Task instructions: Transcribe each line exactly.

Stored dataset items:
[start]

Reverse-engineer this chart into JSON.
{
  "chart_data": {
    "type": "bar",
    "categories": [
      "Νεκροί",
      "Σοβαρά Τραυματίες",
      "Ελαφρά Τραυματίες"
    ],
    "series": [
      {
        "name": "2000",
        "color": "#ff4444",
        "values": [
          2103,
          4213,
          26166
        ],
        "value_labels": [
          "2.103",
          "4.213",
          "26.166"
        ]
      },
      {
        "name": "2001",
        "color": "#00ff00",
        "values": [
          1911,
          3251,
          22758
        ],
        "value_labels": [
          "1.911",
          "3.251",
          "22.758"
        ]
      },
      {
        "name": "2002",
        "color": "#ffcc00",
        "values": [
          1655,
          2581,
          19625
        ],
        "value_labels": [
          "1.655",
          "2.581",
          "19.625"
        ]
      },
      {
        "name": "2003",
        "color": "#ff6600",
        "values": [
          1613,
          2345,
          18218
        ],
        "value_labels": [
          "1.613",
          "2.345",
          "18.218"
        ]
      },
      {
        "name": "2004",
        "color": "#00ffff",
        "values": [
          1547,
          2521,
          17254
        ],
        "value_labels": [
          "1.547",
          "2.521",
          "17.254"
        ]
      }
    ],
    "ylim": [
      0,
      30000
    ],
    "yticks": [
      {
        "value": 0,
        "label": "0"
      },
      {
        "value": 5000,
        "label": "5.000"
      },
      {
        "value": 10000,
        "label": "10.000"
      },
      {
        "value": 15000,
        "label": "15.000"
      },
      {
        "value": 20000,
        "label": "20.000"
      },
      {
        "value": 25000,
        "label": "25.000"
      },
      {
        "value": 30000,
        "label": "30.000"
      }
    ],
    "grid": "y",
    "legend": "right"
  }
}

[end]

Completed task:
Reverse-engineer this chart into JSON.
{
  "chart_data": {
    "type": "bar",
    "categories": [
      "Νεκροί",
      "Σοβαρά Τραυματίες",
      "Ελαφρά Τραυματίες"
    ],
    "series": [
      {
        "name": "2000",
        "color": "#ff4444",
        "values": [
          2103,
          4213,
          26166
        ],
        "value_labels": [
          "2.103",
          "4.213",
          "26.166"
        ]
      },
      {
        "name": "2001",
        "color": "#00ff00",
        "values": [
          1911,
          3251,
          22758
        ],
        "value_labels": [
          "1.911",
          "3.251",
          "22.758"
        ]
      },
      {
        "name": "2002",
        "color": "#ffcc00",
        "values": [
          1655,
          2581,
          19625
        ],
        "value_labels": [
          "1.655",
          "2.581",
          "19.625"
        ]
      },
      {
        "name": "2003",
        "color": "#ff6600",
        "values": [
          1613,
          2345,
          18218
        ],
        "value_labels": [
          "1.613",
          "2.345",
          "18.218"
        ]
      },
      {
        "name": "2004",
        "color": "#00ffff",
        "values": [
          1547,
          2521,
          17254
        ],
        "value_labels": [
          "1.547",
          "2.521",
          "17.254"
        ]
      }
    ],
    "ylim": [
      0,
      30000
    ],
    "yticks": [
      {
        "value": 0,
        "label": "0"
      },
      {
        "value": 5000,
        "label": "5.000"
      },
      {
        "value": 10000,
        "label": "10.000"
      },
      {
        "value": 15000,
        "label": "15.000"
      },
      {
        "value": 20000,
        "label": "20.000"
      },
      {
        "value": 25000,
        "label": "25.000"
      },
      {
        "value": 30000,
        "label": "30.000"
      }
    ],
    "grid": "y",
    "legend": "right"
  }
}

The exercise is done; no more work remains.